§ Job: Scan the data beneath this task and copy each line that includes "physician".
begin Given entries
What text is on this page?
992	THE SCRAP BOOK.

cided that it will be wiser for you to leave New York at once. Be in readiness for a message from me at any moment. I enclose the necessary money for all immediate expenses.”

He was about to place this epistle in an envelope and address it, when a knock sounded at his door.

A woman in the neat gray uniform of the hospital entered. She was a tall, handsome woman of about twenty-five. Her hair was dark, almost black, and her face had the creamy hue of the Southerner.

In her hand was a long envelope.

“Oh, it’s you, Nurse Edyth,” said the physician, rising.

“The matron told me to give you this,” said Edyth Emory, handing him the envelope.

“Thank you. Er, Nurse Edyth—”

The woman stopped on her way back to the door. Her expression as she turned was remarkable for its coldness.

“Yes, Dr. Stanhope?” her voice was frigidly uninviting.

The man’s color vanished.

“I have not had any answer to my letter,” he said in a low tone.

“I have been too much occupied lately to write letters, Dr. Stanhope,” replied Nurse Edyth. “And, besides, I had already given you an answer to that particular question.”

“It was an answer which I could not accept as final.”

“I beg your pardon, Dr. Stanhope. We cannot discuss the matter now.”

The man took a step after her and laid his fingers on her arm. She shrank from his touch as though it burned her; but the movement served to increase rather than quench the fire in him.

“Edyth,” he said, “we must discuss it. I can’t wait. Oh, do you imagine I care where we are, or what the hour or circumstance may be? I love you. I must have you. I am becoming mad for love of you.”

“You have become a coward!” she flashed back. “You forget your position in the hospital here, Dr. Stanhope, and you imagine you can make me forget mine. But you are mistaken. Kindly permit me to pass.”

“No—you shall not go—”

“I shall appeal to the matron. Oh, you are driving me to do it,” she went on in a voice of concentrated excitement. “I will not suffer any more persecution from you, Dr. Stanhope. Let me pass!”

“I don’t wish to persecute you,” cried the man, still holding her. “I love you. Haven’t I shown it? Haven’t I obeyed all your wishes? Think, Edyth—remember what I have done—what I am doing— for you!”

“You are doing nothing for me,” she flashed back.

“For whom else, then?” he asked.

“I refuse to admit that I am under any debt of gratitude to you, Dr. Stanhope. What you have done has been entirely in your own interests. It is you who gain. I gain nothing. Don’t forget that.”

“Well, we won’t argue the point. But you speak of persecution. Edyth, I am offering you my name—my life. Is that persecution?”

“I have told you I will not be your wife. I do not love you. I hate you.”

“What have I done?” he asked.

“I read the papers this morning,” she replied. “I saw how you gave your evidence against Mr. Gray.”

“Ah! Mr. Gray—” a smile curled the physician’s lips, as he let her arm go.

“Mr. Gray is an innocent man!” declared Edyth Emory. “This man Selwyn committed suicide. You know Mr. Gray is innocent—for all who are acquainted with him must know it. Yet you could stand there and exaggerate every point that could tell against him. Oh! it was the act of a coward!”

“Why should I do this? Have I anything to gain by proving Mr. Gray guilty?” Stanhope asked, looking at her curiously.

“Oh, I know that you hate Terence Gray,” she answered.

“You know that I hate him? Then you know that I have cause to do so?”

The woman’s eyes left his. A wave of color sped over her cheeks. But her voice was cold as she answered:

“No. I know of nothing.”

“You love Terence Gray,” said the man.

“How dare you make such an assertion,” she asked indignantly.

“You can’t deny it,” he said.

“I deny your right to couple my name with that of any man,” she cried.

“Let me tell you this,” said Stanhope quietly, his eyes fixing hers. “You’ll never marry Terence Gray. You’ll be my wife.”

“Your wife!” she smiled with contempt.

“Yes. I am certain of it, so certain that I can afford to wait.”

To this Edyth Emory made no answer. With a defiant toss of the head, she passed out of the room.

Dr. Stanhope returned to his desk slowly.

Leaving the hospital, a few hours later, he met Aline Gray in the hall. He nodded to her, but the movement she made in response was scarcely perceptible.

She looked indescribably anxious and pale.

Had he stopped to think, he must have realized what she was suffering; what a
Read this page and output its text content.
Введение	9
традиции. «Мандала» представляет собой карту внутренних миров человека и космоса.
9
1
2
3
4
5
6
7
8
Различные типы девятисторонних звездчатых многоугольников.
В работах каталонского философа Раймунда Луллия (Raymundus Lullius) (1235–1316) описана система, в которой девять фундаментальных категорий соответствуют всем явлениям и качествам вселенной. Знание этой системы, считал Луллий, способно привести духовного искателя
end Given entries
§ Finished task:
“Oh, it’s you, Nurse Edyth,” said the physician, rising.
“Ah! Mr. Gray—” a smile curled the physician’s lips, as he let her arm go.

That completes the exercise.